[DATASET RECORDS start]
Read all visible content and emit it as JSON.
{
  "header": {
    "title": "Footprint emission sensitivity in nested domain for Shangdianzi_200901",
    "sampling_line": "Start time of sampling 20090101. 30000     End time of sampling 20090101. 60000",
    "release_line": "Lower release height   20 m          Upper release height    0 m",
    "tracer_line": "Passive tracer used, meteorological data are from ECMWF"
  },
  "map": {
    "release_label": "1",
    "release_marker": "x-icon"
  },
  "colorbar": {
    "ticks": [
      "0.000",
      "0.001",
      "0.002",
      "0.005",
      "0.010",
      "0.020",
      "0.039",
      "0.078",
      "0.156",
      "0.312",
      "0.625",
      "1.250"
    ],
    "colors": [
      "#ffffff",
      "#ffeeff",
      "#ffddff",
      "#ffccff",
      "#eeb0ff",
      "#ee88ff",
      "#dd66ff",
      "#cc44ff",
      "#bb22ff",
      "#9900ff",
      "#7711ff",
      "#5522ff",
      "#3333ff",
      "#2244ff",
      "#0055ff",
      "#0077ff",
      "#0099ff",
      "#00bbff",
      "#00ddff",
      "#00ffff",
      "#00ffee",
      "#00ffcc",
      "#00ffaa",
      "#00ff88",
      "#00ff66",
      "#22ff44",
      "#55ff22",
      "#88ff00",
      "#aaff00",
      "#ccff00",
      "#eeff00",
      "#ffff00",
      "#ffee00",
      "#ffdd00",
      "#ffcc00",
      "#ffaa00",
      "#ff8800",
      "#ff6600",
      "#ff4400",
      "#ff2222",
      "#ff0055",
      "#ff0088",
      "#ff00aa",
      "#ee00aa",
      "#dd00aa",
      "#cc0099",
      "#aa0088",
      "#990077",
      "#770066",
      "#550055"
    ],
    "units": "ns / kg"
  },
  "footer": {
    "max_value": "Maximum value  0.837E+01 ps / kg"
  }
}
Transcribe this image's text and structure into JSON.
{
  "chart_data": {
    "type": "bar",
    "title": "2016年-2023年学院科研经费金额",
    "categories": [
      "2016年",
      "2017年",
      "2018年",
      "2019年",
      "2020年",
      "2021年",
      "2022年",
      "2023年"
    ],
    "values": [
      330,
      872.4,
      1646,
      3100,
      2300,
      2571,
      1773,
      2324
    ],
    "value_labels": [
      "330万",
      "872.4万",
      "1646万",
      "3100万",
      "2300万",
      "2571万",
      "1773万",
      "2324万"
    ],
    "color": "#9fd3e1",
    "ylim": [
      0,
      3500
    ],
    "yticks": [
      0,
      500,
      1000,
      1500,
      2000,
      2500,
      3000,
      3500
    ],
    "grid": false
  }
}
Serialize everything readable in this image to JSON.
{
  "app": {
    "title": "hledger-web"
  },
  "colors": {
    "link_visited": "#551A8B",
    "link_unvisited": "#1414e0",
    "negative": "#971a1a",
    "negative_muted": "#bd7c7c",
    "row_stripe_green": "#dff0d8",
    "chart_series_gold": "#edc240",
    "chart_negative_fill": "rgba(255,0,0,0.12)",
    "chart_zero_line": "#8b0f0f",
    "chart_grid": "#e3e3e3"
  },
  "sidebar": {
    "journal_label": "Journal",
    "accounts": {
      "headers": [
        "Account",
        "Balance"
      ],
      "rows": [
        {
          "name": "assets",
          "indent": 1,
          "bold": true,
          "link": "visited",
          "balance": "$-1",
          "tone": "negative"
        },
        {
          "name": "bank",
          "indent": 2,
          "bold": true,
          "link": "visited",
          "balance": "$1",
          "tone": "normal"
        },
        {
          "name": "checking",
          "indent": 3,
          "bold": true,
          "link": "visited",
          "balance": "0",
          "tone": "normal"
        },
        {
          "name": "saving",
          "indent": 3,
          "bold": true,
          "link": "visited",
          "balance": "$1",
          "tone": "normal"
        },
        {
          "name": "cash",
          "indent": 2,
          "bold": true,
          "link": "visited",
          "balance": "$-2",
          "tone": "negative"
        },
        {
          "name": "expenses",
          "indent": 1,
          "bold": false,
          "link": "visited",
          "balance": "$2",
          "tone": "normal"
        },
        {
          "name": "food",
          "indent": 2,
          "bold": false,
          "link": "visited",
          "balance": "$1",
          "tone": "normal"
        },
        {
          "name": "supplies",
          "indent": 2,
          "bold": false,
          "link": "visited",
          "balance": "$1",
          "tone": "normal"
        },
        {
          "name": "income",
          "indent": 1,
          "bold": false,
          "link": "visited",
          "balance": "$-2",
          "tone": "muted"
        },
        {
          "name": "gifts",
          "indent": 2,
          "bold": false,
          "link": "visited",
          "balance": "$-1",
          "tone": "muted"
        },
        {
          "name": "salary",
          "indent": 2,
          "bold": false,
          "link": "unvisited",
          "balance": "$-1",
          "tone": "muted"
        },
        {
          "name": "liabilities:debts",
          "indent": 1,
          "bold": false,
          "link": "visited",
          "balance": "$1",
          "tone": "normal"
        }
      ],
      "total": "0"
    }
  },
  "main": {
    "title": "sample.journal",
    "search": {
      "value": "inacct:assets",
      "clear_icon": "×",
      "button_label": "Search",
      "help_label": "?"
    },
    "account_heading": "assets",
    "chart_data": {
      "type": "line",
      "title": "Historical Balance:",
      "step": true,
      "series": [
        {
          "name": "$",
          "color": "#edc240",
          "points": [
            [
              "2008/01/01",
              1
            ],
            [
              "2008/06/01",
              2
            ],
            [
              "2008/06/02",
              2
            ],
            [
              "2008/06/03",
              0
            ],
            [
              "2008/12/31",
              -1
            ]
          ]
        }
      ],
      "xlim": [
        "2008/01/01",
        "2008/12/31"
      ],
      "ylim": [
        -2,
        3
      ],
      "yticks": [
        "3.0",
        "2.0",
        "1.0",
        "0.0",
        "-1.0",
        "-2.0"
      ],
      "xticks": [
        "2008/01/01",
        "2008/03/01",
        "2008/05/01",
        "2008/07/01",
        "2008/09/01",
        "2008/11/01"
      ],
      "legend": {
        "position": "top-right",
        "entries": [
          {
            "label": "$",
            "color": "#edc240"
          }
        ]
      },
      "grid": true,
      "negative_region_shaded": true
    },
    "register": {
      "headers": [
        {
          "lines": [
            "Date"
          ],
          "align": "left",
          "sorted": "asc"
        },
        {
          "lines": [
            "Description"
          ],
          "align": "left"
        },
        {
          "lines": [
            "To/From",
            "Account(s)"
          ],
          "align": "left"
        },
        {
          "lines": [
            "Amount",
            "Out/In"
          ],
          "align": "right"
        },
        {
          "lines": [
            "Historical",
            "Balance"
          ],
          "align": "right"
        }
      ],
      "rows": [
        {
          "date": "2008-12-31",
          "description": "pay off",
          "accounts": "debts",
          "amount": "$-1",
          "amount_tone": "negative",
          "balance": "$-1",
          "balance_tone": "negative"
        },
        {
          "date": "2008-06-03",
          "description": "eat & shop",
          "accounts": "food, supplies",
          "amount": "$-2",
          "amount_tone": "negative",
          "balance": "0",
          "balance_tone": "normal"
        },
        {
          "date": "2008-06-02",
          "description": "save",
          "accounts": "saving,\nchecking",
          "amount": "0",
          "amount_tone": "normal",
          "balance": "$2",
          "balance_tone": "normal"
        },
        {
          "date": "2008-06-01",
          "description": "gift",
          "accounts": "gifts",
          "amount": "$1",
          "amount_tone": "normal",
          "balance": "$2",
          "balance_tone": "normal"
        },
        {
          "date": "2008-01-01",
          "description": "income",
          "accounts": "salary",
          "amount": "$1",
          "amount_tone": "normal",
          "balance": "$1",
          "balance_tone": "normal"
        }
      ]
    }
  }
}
[DATASET RECORDS end]
** TASK INSTRUCTIONS **
Copy every line in the records above that contains the word "accounts".

** SOLUTION TO THE EXERCISE **
    "accounts": {
          "accounts": "debts",
          "accounts": "food, supplies",
          "accounts": "saving,\nchecking",
          "accounts": "gifts",
          "accounts": "salary",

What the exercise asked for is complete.